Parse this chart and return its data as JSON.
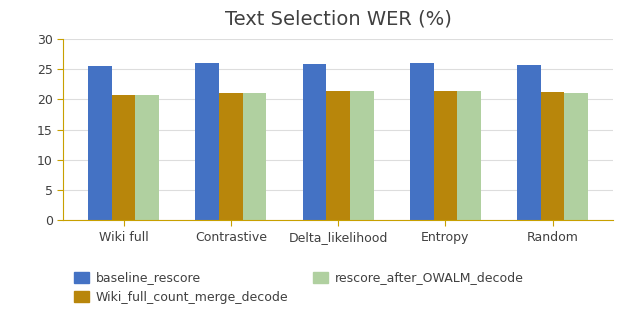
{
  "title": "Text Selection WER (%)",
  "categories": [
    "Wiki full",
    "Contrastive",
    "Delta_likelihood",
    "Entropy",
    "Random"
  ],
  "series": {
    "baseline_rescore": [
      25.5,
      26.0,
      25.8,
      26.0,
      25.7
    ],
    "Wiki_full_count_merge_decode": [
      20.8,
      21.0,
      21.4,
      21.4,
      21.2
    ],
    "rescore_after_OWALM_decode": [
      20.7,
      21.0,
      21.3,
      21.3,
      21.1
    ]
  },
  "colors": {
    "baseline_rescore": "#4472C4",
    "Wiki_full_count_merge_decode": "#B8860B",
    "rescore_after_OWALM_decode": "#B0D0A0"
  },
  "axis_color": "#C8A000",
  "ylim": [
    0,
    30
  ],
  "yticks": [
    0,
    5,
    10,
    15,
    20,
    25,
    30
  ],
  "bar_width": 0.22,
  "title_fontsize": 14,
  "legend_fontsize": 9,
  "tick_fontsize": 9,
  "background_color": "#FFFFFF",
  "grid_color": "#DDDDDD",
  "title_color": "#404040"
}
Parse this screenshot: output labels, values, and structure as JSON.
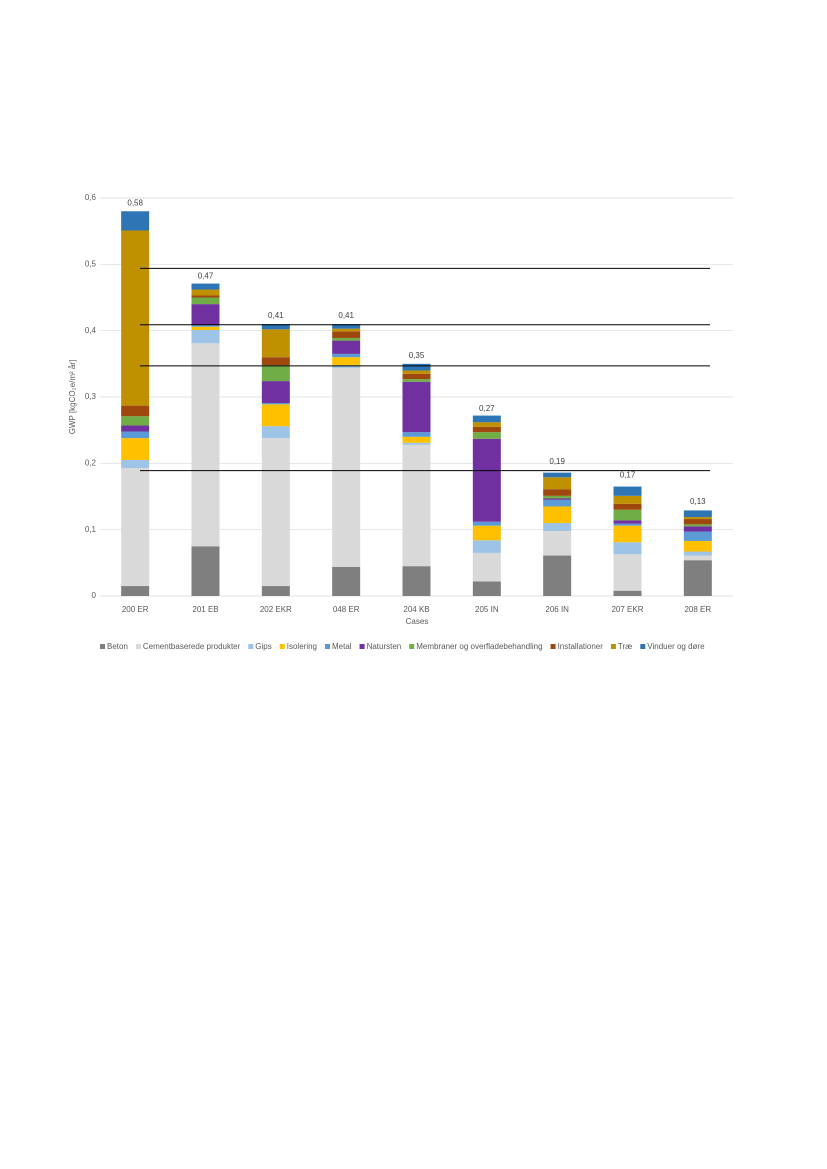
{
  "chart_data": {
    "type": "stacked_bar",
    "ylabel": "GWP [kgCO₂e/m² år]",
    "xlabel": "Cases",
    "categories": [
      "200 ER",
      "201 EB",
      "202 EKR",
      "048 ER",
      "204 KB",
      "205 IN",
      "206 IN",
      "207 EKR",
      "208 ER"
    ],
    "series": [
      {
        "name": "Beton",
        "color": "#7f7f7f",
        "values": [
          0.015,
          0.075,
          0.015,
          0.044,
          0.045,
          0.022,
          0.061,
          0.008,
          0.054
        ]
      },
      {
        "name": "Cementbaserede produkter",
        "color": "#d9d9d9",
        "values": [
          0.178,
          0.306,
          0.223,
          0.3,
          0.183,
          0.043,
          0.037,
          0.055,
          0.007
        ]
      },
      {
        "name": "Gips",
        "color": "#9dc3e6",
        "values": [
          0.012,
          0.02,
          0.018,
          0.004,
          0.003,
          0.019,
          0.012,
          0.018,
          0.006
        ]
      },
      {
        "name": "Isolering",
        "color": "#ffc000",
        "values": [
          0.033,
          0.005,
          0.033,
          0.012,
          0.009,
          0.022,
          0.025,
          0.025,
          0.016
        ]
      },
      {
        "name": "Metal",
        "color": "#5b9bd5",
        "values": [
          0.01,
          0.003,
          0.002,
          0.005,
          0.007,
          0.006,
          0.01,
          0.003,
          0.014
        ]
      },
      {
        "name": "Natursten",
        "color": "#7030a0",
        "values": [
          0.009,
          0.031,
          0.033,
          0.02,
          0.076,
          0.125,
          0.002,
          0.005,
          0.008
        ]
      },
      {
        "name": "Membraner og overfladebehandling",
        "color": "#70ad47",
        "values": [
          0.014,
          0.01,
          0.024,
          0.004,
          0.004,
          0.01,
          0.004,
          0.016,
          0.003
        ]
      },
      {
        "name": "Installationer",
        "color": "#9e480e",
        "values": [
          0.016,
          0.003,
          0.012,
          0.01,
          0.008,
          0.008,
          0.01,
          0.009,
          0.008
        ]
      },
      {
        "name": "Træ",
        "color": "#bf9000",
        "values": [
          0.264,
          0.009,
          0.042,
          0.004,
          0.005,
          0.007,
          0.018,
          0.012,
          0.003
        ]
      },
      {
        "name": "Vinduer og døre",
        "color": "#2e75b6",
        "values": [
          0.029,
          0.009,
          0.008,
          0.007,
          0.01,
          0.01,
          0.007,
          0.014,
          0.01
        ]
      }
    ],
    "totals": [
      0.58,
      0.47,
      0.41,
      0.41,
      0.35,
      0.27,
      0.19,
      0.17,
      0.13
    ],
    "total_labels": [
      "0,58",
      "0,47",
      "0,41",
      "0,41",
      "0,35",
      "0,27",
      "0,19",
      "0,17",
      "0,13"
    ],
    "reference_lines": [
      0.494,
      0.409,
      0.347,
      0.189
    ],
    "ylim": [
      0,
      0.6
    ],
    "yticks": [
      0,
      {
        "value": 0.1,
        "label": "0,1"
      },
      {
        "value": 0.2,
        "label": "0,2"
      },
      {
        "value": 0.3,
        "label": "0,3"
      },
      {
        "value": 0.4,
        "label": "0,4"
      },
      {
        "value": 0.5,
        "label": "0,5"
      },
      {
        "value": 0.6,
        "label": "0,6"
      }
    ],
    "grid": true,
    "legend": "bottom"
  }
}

——————————

Set exercise: Retype every record above exactly as written, but leave out the pictures.

Output of the exercise:
Parse this chart and return its data as JSON.
{
  "title": "Text Selection WER (%)",
  "categories": [
    "Wiki full",
    "Contrastive",
    "Delta_likelihood",
    "Entropy",
    "Random"
  ],
  "series": {
    "baseline_rescore": [
      25.5,
      26.0,
      25.8,
      26.0,
      25.7
    ],
    "Wiki_full_count_merge_decode": [
      20.8,
      21.0,
      21.4,
      21.4,
      21.2
    ],
    "rescore_after_OWALM_decode": [
      20.7,
      21.0,
      21.3,
      21.3,
      21.1
    ]
  },
  "colors": {
    "baseline_rescore": "#4472C4",
    "Wiki_full_count_merge_decode": "#B8860B",
    "rescore_after_OWALM_decode": "#B0D0A0"
  },
  "axis_color": "#C8A000",
  "ylim": [
    0,
    30
  ],
  "yticks": [
    0,
    5,
    10,
    15,
    20,
    25,
    30
  ],
  "bar_width": 0.22,
  "title_fontsize": 14,
  "legend_fontsize": 9,
  "tick_fontsize": 9,
  "background_color": "#FFFFFF",
  "grid_color": "#DDDDDD",
  "title_color": "#404040"
}
Parse this screenshot: output labels, values, and structure as JSON.
{
  "chart_data": {
    "type": "stacked_bar",
    "ylabel": "GWP [kgCO₂e/m² år]",
    "xlabel": "Cases",
    "categories": [
      "200 ER",
      "201 EB",
      "202 EKR",
      "048 ER",
      "204 KB",
      "205 IN",
      "206 IN",
      "207 EKR",
      "208 ER"
    ],
    "series": [
      {
        "name": "Beton",
        "color": "#7f7f7f",
        "values": [
          0.015,
          0.075,
          0.015,
          0.044,
          0.045,
          0.022,
          0.061,
          0.008,
          0.054
        ]
      },
      {
        "name": "Cementbaserede produkter",
        "color": "#d9d9d9",
        "values": [
          0.178,
          0.306,
          0.223,
          0.3,
          0.183,
          0.043,
          0.037,
          0.055,
          0.007
        ]
      },
      {
        "name": "Gips",
        "color": "#9dc3e6",
        "values": [
          0.012,
          0.02,
          0.018,
          0.004,
          0.003,
          0.019,
          0.012,
          0.018,
          0.006
        ]
      },
      {
        "name": "Isolering",
        "color": "#ffc000",
        "values": [
          0.033,
          0.005,
          0.033,
          0.012,
          0.009,
          0.022,
          0.025,
          0.025,
          0.016
        ]
      },
      {
        "name": "Metal",
        "color": "#5b9bd5",
        "values": [
          0.01,
          0.003,
          0.002,
          0.005,
          0.007,
          0.006,
          0.01,
          0.003,
          0.014
        ]
      },
      {
        "name": "Natursten",
        "color": "#7030a0",
        "values": [
          0.009,
          0.031,
          0.033,
          0.02,
          0.076,
          0.125,
          0.002,
          0.005,
          0.008
        ]
      },
      {
        "name": "Membraner og overfladebehandling",
        "color": "#70ad47",
        "values": [
          0.014,
          0.01,
          0.024,
          0.004,
          0.004,
          0.01,
          0.004,
          0.016,
          0.003
        ]
      },
      {
        "name": "Installationer",
        "color": "#9e480e",
        "values": [
          0.016,
          0.003,
          0.012,
          0.01,
          0.008,
          0.008,
          0.01,
          0.009,
          0.008
        ]
      },
      {
        "name": "Træ",
        "color": "#bf9000",
        "values": [
          0.264,
          0.009,
          0.042,
          0.004,
          0.005,
          0.007,
          0.018,
          0.012,
          0.003
        ]
      },
      {
        "name": "Vinduer og døre",
        "color": "#2e75b6",
        "values": [
          0.029,
          0.009,
          0.008,
          0.007,
          0.01,
          0.01,
          0.007,
          0.014,
          0.01
        ]
      }
    ],
    "totals": [
      0.58,
      0.47,
      0.41,
      0.41,
      0.35,
      0.27,
      0.19,
      0.17,
      0.13
    ],
    "total_labels": [
      "0,58",
      "0,47",
      "0,41",
      "0,41",
      "0,35",
      "0,27",
      "0,19",
      "0,17",
      "0,13"
    ],
    "reference_lines": [
      0.494,
      0.409,
      0.347,
      0.189
    ],
    "ylim": [
      0,
      0.6
    ],
    "yticks": [
      0,
      {
        "value": 0.1,
        "label": "0,1"
      },
      {
        "value": 0.2,
        "label": "0,2"
      },
      {
        "value": 0.3,
        "label": "0,3"
      },
      {
        "value": 0.4,
        "label": "0,4"
      },
      {
        "value": 0.5,
        "label": "0,5"
      },
      {
        "value": 0.6,
        "label": "0,6"
      }
    ],
    "grid": true,
    "legend": "bottom"
  }
}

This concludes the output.